-- START --
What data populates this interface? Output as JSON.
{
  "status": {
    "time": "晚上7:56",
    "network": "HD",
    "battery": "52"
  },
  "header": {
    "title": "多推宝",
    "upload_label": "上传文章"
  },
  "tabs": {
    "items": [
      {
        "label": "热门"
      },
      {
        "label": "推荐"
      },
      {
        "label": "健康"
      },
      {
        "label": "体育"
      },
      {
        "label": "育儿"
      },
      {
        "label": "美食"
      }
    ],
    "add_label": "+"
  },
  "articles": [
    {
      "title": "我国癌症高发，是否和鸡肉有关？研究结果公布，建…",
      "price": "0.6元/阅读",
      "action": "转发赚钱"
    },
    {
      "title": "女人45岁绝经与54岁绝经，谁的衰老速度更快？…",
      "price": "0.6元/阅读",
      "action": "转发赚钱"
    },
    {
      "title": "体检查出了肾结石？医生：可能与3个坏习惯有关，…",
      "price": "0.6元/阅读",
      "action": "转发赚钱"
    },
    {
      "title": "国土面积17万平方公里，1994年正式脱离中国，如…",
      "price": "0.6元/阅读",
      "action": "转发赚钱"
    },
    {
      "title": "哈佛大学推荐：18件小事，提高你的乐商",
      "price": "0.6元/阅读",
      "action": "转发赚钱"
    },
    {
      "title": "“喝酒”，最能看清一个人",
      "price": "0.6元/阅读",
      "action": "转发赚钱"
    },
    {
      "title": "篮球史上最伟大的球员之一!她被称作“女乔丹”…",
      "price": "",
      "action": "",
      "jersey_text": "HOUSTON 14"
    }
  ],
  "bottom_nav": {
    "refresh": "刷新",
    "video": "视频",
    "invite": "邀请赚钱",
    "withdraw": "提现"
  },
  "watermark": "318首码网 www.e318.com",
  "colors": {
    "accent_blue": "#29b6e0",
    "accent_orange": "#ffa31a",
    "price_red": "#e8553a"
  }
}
-- END --
◆ OBJECTIVE:
All of the entries need to be reproduced exactly; please write them out.

◆ OUTPUT OF THE TASK:
What data populates this interface? Output as JSON.
{
  "status": {
    "time": "晚上7:56",
    "network": "HD",
    "battery": "52"
  },
  "header": {
    "title": "多推宝",
    "upload_label": "上传文章"
  },
  "tabs": {
    "items": [
      {
        "label": "热门"
      },
      {
        "label": "推荐"
      },
      {
        "label": "健康"
      },
      {
        "label": "体育"
      },
      {
        "label": "育儿"
      },
      {
        "label": "美食"
      }
    ],
    "add_label": "+"
  },
  "articles": [
    {
      "title": "我国癌症高发，是否和鸡肉有关？研究结果公布，建…",
      "price": "0.6元/阅读",
      "action": "转发赚钱"
    },
    {
      "title": "女人45岁绝经与54岁绝经，谁的衰老速度更快？…",
      "price": "0.6元/阅读",
      "action": "转发赚钱"
    },
    {
      "title": "体检查出了肾结石？医生：可能与3个坏习惯有关，…",
      "price": "0.6元/阅读",
      "action": "转发赚钱"
    },
    {
      "title": "国土面积17万平方公里，1994年正式脱离中国，如…",
      "price": "0.6元/阅读",
      "action": "转发赚钱"
    },
    {
      "title": "哈佛大学推荐：18件小事，提高你的乐商",
      "price": "0.6元/阅读",
      "action": "转发赚钱"
    },
    {
      "title": "“喝酒”，最能看清一个人",
      "price": "0.6元/阅读",
      "action": "转发赚钱"
    },
    {
      "title": "篮球史上最伟大的球员之一!她被称作“女乔丹”…",
      "price": "",
      "action": "",
      "jersey_text": "HOUSTON 14"
    }
  ],
  "bottom_nav": {
    "refresh": "刷新",
    "video": "视频",
    "invite": "邀请赚钱",
    "withdraw": "提现"
  },
  "watermark": "318首码网 www.e318.com",
  "colors": {
    "accent_blue": "#29b6e0",
    "accent_orange": "#ffa31a",
    "price_red": "#e8553a"
  }
}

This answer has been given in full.